PROBLEM DESCRIPTION ::
Say how many lines in the records include the string "Accumulated", adding no other words.

DATA LINES ::
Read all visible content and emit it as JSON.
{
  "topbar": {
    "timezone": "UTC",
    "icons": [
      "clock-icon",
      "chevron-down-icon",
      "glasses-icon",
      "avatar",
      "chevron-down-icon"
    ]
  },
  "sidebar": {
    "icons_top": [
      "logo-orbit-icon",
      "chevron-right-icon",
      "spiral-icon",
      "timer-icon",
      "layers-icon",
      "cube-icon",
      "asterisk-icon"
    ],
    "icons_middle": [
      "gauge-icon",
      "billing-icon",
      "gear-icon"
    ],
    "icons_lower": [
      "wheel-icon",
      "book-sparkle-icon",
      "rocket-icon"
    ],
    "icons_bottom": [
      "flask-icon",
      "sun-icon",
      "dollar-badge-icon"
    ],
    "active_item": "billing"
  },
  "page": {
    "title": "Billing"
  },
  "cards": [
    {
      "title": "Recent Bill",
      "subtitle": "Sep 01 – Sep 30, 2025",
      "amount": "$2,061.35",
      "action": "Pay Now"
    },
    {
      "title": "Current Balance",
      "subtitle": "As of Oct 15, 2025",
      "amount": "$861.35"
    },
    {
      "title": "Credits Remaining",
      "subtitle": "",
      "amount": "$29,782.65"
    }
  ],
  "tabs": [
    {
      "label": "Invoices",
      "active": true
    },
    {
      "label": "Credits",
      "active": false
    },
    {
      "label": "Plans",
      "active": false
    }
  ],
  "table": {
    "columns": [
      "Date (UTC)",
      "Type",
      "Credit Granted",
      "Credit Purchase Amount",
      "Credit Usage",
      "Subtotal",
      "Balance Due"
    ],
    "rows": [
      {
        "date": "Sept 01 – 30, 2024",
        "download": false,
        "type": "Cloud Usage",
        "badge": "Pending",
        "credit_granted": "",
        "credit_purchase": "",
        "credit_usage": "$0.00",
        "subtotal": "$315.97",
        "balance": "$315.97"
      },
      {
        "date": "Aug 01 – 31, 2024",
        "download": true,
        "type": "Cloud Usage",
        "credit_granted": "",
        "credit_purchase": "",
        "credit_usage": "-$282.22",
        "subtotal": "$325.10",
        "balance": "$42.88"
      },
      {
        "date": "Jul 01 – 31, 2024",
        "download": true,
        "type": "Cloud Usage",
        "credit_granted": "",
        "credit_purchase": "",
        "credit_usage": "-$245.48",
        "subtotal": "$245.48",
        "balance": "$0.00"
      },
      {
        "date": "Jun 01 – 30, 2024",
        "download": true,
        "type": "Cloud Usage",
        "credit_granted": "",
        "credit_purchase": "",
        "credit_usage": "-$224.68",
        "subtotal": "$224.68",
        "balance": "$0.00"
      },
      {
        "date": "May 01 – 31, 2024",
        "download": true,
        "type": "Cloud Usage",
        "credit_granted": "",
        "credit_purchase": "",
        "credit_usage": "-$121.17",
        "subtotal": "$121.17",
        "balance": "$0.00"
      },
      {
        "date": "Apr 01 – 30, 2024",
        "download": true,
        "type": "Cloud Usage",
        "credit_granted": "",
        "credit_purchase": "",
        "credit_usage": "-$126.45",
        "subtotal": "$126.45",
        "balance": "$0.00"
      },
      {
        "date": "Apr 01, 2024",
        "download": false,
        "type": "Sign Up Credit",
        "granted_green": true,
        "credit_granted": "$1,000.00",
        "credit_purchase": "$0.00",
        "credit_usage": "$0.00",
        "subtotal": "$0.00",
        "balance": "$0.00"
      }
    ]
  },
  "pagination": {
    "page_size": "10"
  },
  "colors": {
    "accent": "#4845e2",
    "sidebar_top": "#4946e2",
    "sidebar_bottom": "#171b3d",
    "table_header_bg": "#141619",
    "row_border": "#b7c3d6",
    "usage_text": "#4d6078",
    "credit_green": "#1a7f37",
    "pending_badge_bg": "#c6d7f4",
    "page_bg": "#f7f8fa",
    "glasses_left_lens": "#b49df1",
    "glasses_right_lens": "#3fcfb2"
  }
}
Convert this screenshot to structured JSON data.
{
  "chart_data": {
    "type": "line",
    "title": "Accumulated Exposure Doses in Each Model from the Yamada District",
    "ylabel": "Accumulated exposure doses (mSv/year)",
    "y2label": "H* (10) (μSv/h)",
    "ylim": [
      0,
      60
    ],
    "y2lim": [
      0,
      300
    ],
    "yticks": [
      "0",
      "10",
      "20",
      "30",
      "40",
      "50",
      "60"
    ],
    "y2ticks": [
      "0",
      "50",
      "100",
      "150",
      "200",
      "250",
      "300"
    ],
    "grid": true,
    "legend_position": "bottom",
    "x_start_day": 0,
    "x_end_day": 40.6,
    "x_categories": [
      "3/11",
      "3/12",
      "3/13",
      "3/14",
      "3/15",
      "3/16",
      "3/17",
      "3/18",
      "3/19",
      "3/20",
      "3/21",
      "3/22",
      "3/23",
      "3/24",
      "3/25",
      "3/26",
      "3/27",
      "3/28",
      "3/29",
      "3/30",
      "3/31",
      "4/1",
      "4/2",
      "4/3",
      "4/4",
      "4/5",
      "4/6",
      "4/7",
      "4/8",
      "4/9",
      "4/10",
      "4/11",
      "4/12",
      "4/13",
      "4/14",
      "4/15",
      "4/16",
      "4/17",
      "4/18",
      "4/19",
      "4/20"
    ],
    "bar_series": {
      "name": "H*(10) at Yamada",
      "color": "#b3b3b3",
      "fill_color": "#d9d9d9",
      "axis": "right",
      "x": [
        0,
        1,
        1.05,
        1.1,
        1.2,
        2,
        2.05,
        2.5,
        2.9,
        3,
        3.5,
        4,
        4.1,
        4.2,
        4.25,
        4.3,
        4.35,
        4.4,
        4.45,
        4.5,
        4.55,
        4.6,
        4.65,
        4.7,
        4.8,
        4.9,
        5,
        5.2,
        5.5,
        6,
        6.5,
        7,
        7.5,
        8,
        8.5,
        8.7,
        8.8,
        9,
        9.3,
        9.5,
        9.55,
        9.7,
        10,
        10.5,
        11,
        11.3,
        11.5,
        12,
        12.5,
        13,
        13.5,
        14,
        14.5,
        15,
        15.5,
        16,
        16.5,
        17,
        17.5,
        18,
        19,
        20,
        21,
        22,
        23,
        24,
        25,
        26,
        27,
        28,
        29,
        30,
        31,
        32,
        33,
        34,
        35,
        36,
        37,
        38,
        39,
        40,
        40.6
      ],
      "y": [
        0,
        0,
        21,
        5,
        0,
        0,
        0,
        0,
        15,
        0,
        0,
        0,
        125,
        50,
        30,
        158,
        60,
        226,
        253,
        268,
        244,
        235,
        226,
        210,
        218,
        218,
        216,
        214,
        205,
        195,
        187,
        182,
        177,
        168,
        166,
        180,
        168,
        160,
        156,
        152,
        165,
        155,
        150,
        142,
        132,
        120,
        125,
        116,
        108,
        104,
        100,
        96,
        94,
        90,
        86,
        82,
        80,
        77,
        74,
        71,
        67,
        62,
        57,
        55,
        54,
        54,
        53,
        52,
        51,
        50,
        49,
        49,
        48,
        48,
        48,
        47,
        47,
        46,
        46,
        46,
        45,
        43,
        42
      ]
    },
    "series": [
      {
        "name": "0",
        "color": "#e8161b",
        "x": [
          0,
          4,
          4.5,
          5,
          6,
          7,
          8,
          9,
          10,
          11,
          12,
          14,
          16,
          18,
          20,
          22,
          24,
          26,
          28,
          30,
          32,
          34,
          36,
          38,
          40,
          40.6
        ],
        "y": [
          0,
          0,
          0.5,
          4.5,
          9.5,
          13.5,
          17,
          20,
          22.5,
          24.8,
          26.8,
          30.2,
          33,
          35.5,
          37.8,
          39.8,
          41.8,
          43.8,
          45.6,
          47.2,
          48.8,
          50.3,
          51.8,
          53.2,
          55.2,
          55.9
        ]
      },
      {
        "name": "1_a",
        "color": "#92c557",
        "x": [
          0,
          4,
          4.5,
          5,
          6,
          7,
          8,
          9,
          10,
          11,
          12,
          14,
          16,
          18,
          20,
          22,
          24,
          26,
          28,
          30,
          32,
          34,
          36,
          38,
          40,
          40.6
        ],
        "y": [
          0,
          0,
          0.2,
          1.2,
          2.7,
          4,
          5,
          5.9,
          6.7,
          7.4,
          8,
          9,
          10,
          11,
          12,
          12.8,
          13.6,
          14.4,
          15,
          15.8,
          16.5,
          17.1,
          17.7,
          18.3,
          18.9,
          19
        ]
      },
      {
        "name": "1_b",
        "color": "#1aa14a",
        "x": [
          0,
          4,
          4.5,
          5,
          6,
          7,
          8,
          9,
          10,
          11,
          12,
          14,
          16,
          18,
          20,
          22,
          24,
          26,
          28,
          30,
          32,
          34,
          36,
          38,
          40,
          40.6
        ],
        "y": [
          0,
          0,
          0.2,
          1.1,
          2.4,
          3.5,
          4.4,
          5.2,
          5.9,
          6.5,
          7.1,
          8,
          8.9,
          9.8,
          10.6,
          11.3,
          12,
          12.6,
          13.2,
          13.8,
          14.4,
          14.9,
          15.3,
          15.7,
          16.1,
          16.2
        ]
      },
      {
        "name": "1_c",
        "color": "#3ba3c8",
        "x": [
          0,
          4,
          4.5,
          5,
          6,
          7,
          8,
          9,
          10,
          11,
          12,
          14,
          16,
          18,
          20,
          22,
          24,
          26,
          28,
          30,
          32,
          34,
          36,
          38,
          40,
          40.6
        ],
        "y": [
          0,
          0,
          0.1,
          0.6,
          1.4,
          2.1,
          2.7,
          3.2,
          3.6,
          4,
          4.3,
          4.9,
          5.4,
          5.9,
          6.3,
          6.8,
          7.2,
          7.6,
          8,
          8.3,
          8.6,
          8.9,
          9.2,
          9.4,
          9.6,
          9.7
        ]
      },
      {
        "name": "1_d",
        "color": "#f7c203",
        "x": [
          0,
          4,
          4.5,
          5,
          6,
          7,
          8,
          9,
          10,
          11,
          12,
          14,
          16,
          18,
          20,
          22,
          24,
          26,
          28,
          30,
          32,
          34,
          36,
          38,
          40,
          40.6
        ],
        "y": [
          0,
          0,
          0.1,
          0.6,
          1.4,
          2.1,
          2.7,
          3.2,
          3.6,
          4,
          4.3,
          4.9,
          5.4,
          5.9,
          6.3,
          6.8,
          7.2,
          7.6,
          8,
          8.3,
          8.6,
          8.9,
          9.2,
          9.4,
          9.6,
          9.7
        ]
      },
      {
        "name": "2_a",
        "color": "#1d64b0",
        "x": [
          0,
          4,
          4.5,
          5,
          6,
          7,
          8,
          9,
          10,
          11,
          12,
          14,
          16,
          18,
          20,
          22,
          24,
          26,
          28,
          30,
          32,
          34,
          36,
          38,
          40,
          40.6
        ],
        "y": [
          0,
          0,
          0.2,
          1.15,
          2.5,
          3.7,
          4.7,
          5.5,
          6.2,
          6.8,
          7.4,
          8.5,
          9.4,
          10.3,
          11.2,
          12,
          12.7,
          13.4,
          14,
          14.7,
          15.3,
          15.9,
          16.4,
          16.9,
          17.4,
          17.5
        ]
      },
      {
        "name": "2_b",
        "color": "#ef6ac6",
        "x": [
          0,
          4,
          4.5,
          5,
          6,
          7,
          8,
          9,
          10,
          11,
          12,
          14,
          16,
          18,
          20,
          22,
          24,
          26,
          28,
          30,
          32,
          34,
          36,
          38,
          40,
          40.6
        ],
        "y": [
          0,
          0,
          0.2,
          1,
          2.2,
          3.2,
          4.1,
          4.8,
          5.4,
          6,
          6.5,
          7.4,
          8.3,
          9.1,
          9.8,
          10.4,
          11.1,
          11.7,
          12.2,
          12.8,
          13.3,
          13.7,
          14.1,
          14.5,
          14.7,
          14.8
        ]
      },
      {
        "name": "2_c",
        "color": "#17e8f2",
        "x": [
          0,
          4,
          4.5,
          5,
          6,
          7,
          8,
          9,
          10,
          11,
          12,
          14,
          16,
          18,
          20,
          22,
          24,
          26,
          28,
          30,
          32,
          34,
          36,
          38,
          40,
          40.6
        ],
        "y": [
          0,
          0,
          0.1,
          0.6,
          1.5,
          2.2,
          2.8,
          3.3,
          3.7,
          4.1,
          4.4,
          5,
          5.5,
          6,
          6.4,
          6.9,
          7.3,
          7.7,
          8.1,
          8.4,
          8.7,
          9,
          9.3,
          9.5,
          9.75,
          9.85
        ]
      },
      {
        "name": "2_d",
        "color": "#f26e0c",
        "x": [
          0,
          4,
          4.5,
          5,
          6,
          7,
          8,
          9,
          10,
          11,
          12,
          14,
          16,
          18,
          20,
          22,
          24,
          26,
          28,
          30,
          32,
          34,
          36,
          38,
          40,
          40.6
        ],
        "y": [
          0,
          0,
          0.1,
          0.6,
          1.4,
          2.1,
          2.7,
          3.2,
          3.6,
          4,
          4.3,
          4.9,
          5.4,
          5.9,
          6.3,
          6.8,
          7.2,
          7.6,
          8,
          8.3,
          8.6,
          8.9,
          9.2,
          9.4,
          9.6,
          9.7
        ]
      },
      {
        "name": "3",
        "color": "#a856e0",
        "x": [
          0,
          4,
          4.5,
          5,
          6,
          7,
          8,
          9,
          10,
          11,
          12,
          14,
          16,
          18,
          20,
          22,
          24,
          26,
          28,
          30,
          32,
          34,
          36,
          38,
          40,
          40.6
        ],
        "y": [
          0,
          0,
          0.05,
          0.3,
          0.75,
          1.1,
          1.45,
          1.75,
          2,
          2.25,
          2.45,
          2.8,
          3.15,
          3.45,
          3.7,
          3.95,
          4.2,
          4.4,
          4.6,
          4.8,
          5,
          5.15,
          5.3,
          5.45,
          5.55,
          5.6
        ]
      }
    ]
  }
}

SOLUTION TO THIS PROBLEM ::
2